Figure dataset records ->
** Start **

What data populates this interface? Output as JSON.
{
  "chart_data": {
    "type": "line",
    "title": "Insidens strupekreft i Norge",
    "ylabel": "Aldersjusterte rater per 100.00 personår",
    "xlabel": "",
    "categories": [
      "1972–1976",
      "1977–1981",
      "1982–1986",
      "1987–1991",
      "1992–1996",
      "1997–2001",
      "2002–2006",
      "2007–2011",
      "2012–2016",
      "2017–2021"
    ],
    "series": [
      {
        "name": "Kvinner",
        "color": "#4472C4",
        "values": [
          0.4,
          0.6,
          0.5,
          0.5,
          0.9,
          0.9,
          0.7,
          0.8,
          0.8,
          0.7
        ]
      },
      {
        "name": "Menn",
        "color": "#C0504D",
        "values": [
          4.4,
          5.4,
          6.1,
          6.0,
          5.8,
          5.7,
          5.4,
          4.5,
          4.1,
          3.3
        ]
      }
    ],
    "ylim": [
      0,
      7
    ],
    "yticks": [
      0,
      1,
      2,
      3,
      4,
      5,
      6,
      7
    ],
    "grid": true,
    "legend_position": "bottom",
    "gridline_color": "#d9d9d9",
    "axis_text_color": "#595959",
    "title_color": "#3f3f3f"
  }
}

** End **

Exercise goal -> Repeat the entries above exactly, leaving nothing out.

Problem solution ->
What data populates this interface? Output as JSON.
{
  "chart_data": {
    "type": "line",
    "title": "Insidens strupekreft i Norge",
    "ylabel": "Aldersjusterte rater per 100.00 personår",
    "xlabel": "",
    "categories": [
      "1972–1976",
      "1977–1981",
      "1982–1986",
      "1987–1991",
      "1992–1996",
      "1997–2001",
      "2002–2006",
      "2007–2011",
      "2012–2016",
      "2017–2021"
    ],
    "series": [
      {
        "name": "Kvinner",
        "color": "#4472C4",
        "values": [
          0.4,
          0.6,
          0.5,
          0.5,
          0.9,
          0.9,
          0.7,
          0.8,
          0.8,
          0.7
        ]
      },
      {
        "name": "Menn",
        "color": "#C0504D",
        "values": [
          4.4,
          5.4,
          6.1,
          6.0,
          5.8,
          5.7,
          5.4,
          4.5,
          4.1,
          3.3
        ]
      }
    ],
    "ylim": [
      0,
      7
    ],
    "yticks": [
      0,
      1,
      2,
      3,
      4,
      5,
      6,
      7
    ],
    "grid": true,
    "legend_position": "bottom",
    "gridline_color": "#d9d9d9",
    "axis_text_color": "#595959",
    "title_color": "#3f3f3f"
  }
}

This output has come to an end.